* Given exercise: Exact repetition is required: output every record in full.

* Provided information:
□ □ □ □ □
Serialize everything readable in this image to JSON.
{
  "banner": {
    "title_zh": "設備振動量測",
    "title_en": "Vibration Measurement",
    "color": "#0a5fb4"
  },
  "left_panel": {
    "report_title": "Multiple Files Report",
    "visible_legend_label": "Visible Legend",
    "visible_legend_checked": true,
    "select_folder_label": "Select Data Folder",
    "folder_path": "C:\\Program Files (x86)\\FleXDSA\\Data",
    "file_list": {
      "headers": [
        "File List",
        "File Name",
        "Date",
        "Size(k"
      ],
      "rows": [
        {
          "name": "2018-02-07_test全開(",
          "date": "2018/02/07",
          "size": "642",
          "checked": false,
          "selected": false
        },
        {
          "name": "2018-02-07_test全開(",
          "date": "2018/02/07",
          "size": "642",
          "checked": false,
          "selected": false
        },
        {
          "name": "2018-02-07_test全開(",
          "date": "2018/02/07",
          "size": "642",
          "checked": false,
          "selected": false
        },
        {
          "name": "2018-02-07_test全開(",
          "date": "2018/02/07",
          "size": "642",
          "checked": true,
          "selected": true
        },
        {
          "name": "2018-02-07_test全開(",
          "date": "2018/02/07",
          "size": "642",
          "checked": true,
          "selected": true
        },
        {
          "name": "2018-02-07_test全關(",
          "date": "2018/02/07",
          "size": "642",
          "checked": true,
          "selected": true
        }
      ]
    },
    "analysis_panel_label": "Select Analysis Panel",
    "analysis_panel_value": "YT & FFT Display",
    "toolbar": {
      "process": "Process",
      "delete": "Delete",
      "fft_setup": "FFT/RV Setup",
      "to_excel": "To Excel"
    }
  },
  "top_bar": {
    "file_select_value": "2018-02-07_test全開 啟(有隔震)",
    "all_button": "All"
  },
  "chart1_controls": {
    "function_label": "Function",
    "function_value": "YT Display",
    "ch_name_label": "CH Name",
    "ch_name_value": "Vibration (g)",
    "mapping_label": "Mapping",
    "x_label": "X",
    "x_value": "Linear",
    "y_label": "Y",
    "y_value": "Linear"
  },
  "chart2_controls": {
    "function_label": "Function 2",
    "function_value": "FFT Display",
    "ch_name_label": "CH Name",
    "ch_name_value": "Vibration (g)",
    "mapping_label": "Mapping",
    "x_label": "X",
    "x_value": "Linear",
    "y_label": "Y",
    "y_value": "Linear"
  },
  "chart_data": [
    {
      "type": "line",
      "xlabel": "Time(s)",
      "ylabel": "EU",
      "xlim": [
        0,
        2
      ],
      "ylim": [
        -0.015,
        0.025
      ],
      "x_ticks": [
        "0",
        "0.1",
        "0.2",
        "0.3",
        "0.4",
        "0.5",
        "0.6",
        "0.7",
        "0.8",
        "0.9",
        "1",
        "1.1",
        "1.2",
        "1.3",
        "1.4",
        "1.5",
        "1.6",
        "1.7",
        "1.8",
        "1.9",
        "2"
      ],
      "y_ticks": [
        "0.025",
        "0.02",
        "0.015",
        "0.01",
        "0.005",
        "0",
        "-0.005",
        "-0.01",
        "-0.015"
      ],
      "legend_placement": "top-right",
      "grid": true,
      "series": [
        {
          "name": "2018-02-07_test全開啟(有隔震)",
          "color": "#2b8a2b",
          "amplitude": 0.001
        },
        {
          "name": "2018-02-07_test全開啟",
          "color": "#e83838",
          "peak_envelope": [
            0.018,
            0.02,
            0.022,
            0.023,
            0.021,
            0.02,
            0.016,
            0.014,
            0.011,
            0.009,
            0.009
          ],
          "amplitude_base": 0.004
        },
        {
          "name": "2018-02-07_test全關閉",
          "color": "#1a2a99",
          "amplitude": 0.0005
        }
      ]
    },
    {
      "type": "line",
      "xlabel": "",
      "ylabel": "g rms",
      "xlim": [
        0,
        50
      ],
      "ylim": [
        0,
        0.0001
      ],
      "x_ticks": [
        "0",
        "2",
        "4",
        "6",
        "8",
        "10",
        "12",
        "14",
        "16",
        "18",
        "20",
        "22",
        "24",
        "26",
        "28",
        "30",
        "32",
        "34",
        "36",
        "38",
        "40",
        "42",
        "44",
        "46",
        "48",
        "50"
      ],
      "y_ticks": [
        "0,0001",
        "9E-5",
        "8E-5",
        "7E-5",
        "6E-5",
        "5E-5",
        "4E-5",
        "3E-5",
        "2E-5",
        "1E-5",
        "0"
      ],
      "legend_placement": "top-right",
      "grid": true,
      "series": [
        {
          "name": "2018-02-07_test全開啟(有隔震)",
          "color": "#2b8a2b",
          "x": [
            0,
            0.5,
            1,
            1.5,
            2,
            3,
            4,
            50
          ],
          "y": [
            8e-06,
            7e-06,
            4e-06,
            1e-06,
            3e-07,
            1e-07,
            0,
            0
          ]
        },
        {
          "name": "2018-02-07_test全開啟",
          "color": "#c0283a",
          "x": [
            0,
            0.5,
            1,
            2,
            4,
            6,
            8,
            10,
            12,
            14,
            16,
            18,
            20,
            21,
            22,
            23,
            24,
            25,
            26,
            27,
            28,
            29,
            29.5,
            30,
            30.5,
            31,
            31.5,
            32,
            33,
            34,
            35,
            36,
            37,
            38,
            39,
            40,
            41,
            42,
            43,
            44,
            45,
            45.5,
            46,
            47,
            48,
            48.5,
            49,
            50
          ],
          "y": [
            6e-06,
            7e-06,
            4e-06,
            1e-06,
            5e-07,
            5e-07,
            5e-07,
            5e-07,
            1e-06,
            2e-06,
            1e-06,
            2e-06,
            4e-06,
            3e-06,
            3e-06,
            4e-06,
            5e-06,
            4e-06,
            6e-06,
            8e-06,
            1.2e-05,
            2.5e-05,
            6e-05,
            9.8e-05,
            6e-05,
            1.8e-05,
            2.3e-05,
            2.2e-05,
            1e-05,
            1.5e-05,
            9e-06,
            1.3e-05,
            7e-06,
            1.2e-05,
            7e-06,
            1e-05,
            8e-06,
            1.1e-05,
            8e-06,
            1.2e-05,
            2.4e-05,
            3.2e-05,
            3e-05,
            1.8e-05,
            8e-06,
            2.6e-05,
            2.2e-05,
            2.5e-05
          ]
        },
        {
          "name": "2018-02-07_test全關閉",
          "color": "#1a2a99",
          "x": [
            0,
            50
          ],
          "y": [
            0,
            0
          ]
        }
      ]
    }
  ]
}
□ □ □ □ □
* Exercise solution:
Serialize everything readable in this image to JSON.
{
  "banner": {
    "title_zh": "設備振動量測",
    "title_en": "Vibration Measurement",
    "color": "#0a5fb4"
  },
  "left_panel": {
    "report_title": "Multiple Files Report",
    "visible_legend_label": "Visible Legend",
    "visible_legend_checked": true,
    "select_folder_label": "Select Data Folder",
    "folder_path": "C:\\Program Files (x86)\\FleXDSA\\Data",
    "file_list": {
      "headers": [
        "File List",
        "File Name",
        "Date",
        "Size(k"
      ],
      "rows": [
        {
          "name": "2018-02-07_test全開(",
          "date": "2018/02/07",
          "size": "642",
          "checked": false,
          "selected": false
        },
        {
          "name": "2018-02-07_test全開(",
          "date": "2018/02/07",
          "size": "642",
          "checked": false,
          "selected": false
        },
        {
          "name": "2018-02-07_test全開(",
          "date": "2018/02/07",
          "size": "642",
          "checked": false,
          "selected": false
        },
        {
          "name": "2018-02-07_test全開(",
          "date": "2018/02/07",
          "size": "642",
          "checked": true,
          "selected": true
        },
        {
          "name": "2018-02-07_test全開(",
          "date": "2018/02/07",
          "size": "642",
          "checked": true,
          "selected": true
        },
        {
          "name": "2018-02-07_test全關(",
          "date": "2018/02/07",
          "size": "642",
          "checked": true,
          "selected": true
        }
      ]
    },
    "analysis_panel_label": "Select Analysis Panel",
    "analysis_panel_value": "YT & FFT Display",
    "toolbar": {
      "process": "Process",
      "delete": "Delete",
      "fft_setup": "FFT/RV Setup",
      "to_excel": "To Excel"
    }
  },
  "top_bar": {
    "file_select_value": "2018-02-07_test全開 啟(有隔震)",
    "all_button": "All"
  },
  "chart1_controls": {
    "function_label": "Function",
    "function_value": "YT Display",
    "ch_name_label": "CH Name",
    "ch_name_value": "Vibration (g)",
    "mapping_label": "Mapping",
    "x_label": "X",
    "x_value": "Linear",
    "y_label": "Y",
    "y_value": "Linear"
  },
  "chart2_controls": {
    "function_label": "Function 2",
    "function_value": "FFT Display",
    "ch_name_label": "CH Name",
    "ch_name_value": "Vibration (g)",
    "mapping_label": "Mapping",
    "x_label": "X",
    "x_value": "Linear",
    "y_label": "Y",
    "y_value": "Linear"
  },
  "chart_data": [
    {
      "type": "line",
      "xlabel": "Time(s)",
      "ylabel": "EU",
      "xlim": [
        0,
        2
      ],
      "ylim": [
        -0.015,
        0.025
      ],
      "x_ticks": [
        "0",
        "0.1",
        "0.2",
        "0.3",
        "0.4",
        "0.5",
        "0.6",
        "0.7",
        "0.8",
        "0.9",
        "1",
        "1.1",
        "1.2",
        "1.3",
        "1.4",
        "1.5",
        "1.6",
        "1.7",
        "1.8",
        "1.9",
        "2"
      ],
      "y_ticks": [
        "0.025",
        "0.02",
        "0.015",
        "0.01",
        "0.005",
        "0",
        "-0.005",
        "-0.01",
        "-0.015"
      ],
      "legend_placement": "top-right",
      "grid": true,
      "series": [
        {
          "name": "2018-02-07_test全開啟(有隔震)",
          "color": "#2b8a2b",
          "amplitude": 0.001
        },
        {
          "name": "2018-02-07_test全開啟",
          "color": "#e83838",
          "peak_envelope": [
            0.018,
            0.02,
            0.022,
            0.023,
            0.021,
            0.02,
            0.016,
            0.014,
            0.011,
            0.009,
            0.009
          ],
          "amplitude_base": 0.004
        },
        {
          "name": "2018-02-07_test全關閉",
          "color": "#1a2a99",
          "amplitude": 0.0005
        }
      ]
    },
    {
      "type": "line",
      "xlabel": "",
      "ylabel": "g rms",
      "xlim": [
        0,
        50
      ],
      "ylim": [
        0,
        0.0001
      ],
      "x_ticks": [
        "0",
        "2",
        "4",
        "6",
        "8",
        "10",
        "12",
        "14",
        "16",
        "18",
        "20",
        "22",
        "24",
        "26",
        "28",
        "30",
        "32",
        "34",
        "36",
        "38",
        "40",
        "42",
        "44",
        "46",
        "48",
        "50"
      ],
      "y_ticks": [
        "0,0001",
        "9E-5",
        "8E-5",
        "7E-5",
        "6E-5",
        "5E-5",
        "4E-5",
        "3E-5",
        "2E-5",
        "1E-5",
        "0"
      ],
      "legend_placement": "top-right",
      "grid": true,
      "series": [
        {
          "name": "2018-02-07_test全開啟(有隔震)",
          "color": "#2b8a2b",
          "x": [
            0,
            0.5,
            1,
            1.5,
            2,
            3,
            4,
            50
          ],
          "y": [
            8e-06,
            7e-06,
            4e-06,
            1e-06,
            3e-07,
            1e-07,
            0,
            0
          ]
        },
        {
          "name": "2018-02-07_test全開啟",
          "color": "#c0283a",
          "x": [
            0,
            0.5,
            1,
            2,
            4,
            6,
            8,
            10,
            12,
            14,
            16,
            18,
            20,
            21,
            22,
            23,
            24,
            25,
            26,
            27,
            28,
            29,
            29.5,
            30,
            30.5,
            31,
            31.5,
            32,
            33,
            34,
            35,
            36,
            37,
            38,
            39,
            40,
            41,
            42,
            43,
            44,
            45,
            45.5,
            46,
            47,
            48,
            48.5,
            49,
            50
          ],
          "y": [
            6e-06,
            7e-06,
            4e-06,
            1e-06,
            5e-07,
            5e-07,
            5e-07,
            5e-07,
            1e-06,
            2e-06,
            1e-06,
            2e-06,
            4e-06,
            3e-06,
            3e-06,
            4e-06,
            5e-06,
            4e-06,
            6e-06,
            8e-06,
            1.2e-05,
            2.5e-05,
            6e-05,
            9.8e-05,
            6e-05,
            1.8e-05,
            2.3e-05,
            2.2e-05,
            1e-05,
            1.5e-05,
            9e-06,
            1.3e-05,
            7e-06,
            1.2e-05,
            7e-06,
            1e-05,
            8e-06,
            1.1e-05,
            8e-06,
            1.2e-05,
            2.4e-05,
            3.2e-05,
            3e-05,
            1.8e-05,
            8e-06,
            2.6e-05,
            2.2e-05,
            2.5e-05
          ]
        },
        {
          "name": "2018-02-07_test全關閉",
          "color": "#1a2a99",
          "x": [
            0,
            50
          ],
          "y": [
            0,
            0
          ]
        }
      ]
    }
  ]
}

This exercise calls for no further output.